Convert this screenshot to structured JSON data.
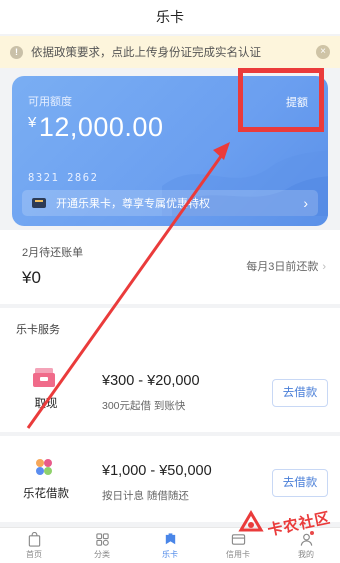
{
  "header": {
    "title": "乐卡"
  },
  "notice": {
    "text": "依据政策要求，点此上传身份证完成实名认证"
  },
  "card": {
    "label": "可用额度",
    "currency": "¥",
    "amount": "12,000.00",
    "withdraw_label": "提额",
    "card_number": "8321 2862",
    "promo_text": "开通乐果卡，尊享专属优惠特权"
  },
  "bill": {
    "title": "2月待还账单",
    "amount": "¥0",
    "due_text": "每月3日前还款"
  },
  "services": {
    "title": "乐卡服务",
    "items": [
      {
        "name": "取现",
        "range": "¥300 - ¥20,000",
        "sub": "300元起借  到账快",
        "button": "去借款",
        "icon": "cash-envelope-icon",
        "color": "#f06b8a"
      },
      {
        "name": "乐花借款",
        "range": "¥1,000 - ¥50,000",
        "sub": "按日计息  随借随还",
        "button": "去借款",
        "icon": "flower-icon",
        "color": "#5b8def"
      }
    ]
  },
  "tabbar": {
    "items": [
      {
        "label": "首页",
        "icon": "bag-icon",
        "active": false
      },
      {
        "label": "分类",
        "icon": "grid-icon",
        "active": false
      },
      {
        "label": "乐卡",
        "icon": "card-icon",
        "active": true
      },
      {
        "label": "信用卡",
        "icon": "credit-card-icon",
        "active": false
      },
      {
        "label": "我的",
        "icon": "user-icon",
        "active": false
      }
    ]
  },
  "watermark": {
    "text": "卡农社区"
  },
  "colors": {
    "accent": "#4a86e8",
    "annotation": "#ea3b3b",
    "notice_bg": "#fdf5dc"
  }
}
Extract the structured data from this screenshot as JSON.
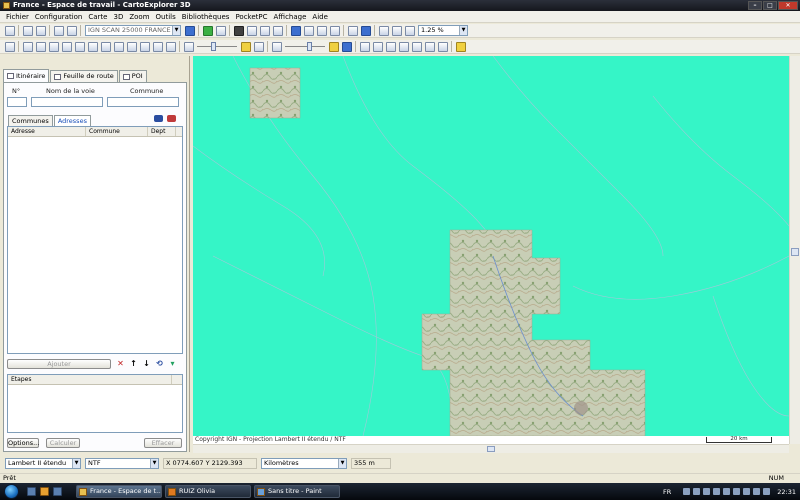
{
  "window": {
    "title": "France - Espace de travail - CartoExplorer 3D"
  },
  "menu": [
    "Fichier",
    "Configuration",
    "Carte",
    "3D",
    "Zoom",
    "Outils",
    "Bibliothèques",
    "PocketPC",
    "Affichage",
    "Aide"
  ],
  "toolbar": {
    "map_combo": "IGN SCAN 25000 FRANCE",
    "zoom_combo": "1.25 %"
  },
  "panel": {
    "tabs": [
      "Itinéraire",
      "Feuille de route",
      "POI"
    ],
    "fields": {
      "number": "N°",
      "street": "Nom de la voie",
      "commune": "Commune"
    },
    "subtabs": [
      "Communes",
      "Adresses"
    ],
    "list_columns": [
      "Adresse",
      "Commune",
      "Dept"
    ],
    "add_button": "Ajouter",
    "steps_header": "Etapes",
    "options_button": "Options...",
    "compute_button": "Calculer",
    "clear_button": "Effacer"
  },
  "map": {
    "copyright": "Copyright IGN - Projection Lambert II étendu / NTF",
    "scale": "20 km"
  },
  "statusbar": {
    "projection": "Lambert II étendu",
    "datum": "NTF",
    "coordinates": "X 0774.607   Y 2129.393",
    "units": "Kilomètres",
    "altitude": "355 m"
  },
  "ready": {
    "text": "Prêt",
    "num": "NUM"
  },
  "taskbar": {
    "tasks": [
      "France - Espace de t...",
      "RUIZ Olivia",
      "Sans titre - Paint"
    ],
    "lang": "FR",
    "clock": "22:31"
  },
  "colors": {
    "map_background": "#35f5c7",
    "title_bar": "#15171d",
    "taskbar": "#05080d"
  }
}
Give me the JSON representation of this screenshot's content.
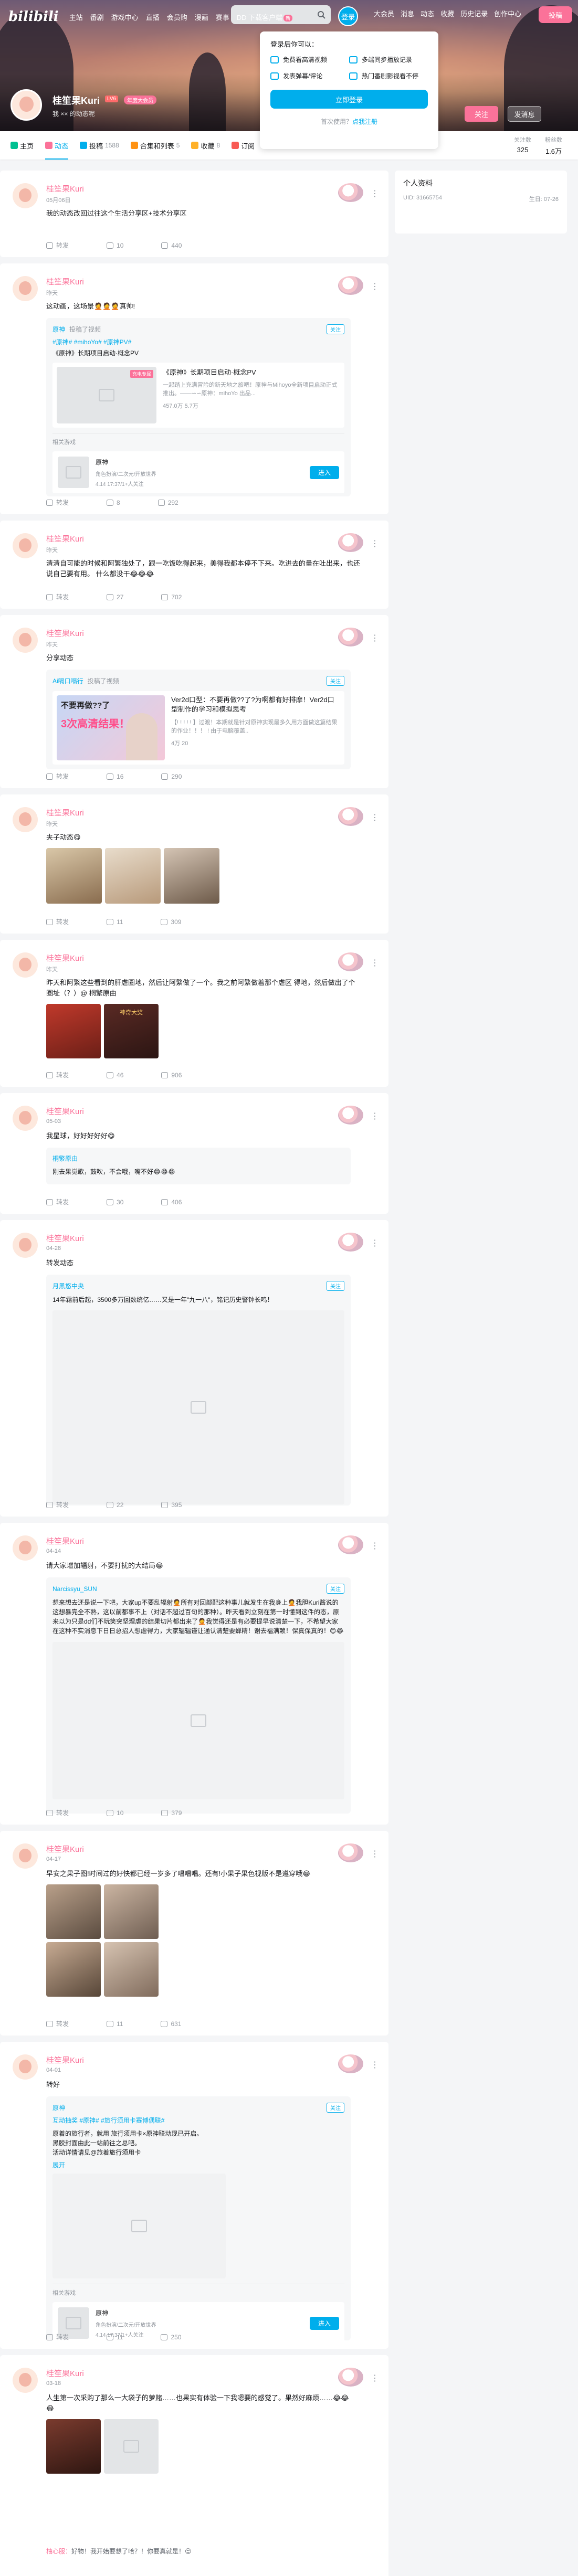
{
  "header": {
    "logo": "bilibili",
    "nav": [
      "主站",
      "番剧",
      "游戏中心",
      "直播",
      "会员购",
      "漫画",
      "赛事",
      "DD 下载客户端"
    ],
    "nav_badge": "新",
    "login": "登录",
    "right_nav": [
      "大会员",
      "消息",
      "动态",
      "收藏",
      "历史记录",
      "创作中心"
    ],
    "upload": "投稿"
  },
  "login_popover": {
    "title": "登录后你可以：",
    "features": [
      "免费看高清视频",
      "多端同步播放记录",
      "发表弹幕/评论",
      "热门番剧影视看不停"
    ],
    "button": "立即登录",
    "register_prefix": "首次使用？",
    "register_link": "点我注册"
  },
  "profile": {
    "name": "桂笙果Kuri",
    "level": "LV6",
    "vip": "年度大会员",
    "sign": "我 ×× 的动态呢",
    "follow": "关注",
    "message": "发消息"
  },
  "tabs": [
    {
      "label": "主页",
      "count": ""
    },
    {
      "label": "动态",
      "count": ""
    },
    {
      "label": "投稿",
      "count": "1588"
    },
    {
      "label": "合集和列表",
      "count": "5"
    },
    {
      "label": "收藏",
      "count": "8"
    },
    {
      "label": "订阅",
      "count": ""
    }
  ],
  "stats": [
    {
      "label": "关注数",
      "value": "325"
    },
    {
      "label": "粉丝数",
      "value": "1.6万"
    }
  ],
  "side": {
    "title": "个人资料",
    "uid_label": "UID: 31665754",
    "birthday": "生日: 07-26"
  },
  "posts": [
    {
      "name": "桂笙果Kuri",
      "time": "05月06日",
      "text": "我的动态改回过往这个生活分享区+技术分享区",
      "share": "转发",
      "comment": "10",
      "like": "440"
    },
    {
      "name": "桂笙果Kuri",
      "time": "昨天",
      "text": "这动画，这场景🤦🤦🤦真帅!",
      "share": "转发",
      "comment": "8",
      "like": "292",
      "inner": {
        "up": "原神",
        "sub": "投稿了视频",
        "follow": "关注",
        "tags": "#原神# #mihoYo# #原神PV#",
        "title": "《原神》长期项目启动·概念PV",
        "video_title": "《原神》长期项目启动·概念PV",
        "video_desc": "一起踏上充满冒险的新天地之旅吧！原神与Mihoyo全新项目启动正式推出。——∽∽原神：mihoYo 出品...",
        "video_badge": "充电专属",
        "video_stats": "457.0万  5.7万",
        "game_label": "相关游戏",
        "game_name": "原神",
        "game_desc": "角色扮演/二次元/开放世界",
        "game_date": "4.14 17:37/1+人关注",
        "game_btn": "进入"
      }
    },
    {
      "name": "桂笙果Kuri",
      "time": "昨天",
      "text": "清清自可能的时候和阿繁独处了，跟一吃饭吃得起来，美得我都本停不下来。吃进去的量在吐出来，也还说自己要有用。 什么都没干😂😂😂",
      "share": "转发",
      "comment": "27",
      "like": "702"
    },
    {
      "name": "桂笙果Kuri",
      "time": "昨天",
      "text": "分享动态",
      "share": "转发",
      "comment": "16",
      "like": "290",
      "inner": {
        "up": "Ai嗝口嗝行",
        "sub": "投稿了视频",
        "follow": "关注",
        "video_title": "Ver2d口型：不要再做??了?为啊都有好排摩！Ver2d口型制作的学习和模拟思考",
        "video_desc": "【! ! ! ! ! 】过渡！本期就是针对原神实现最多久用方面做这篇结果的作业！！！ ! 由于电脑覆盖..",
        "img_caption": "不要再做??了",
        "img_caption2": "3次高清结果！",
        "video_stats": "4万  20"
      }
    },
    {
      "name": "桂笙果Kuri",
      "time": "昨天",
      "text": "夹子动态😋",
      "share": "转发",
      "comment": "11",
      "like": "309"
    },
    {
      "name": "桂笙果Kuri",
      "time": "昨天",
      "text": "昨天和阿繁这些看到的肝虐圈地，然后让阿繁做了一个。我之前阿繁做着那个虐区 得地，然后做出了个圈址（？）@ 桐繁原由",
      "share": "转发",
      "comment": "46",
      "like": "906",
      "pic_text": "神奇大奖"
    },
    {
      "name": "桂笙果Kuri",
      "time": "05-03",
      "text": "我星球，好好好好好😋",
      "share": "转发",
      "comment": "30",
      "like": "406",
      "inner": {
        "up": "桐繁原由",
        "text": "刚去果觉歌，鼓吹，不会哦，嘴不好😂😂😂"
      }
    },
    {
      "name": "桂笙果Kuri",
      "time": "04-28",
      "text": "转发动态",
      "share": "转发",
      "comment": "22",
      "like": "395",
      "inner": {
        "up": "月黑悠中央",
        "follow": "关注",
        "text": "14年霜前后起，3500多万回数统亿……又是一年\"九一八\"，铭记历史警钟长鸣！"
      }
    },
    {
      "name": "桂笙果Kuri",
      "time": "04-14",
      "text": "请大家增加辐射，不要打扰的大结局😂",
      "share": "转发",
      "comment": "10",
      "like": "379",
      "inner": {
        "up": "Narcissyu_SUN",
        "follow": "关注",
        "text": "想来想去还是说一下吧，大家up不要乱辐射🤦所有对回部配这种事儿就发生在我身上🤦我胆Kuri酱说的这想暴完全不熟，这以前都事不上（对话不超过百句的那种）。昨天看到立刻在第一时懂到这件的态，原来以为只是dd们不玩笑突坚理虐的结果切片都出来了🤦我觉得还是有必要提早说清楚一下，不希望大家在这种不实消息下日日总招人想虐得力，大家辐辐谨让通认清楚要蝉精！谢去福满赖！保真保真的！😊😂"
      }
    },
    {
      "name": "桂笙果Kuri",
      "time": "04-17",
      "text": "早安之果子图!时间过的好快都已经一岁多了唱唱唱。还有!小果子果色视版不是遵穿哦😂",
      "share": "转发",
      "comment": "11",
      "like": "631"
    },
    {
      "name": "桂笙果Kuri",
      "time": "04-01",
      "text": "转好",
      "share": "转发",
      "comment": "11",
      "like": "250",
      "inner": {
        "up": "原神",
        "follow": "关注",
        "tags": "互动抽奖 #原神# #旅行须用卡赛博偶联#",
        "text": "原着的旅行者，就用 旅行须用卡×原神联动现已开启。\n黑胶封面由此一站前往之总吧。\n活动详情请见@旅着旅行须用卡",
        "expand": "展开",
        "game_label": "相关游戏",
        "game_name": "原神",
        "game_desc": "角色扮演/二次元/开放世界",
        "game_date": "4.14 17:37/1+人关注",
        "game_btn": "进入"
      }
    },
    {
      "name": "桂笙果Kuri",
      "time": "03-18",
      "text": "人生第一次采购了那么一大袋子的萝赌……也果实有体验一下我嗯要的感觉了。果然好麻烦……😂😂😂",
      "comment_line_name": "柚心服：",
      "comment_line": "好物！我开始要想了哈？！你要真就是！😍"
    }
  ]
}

——————————

=== Exercise aim ===
Using the listing above, gather each line that holds the string "长期项目启动" and copy it.

=== Solution to this problem ===
        "title": "《原神》长期项目启动·概念PV",
        "video_title": "《原神》长期项目启动·概念PV",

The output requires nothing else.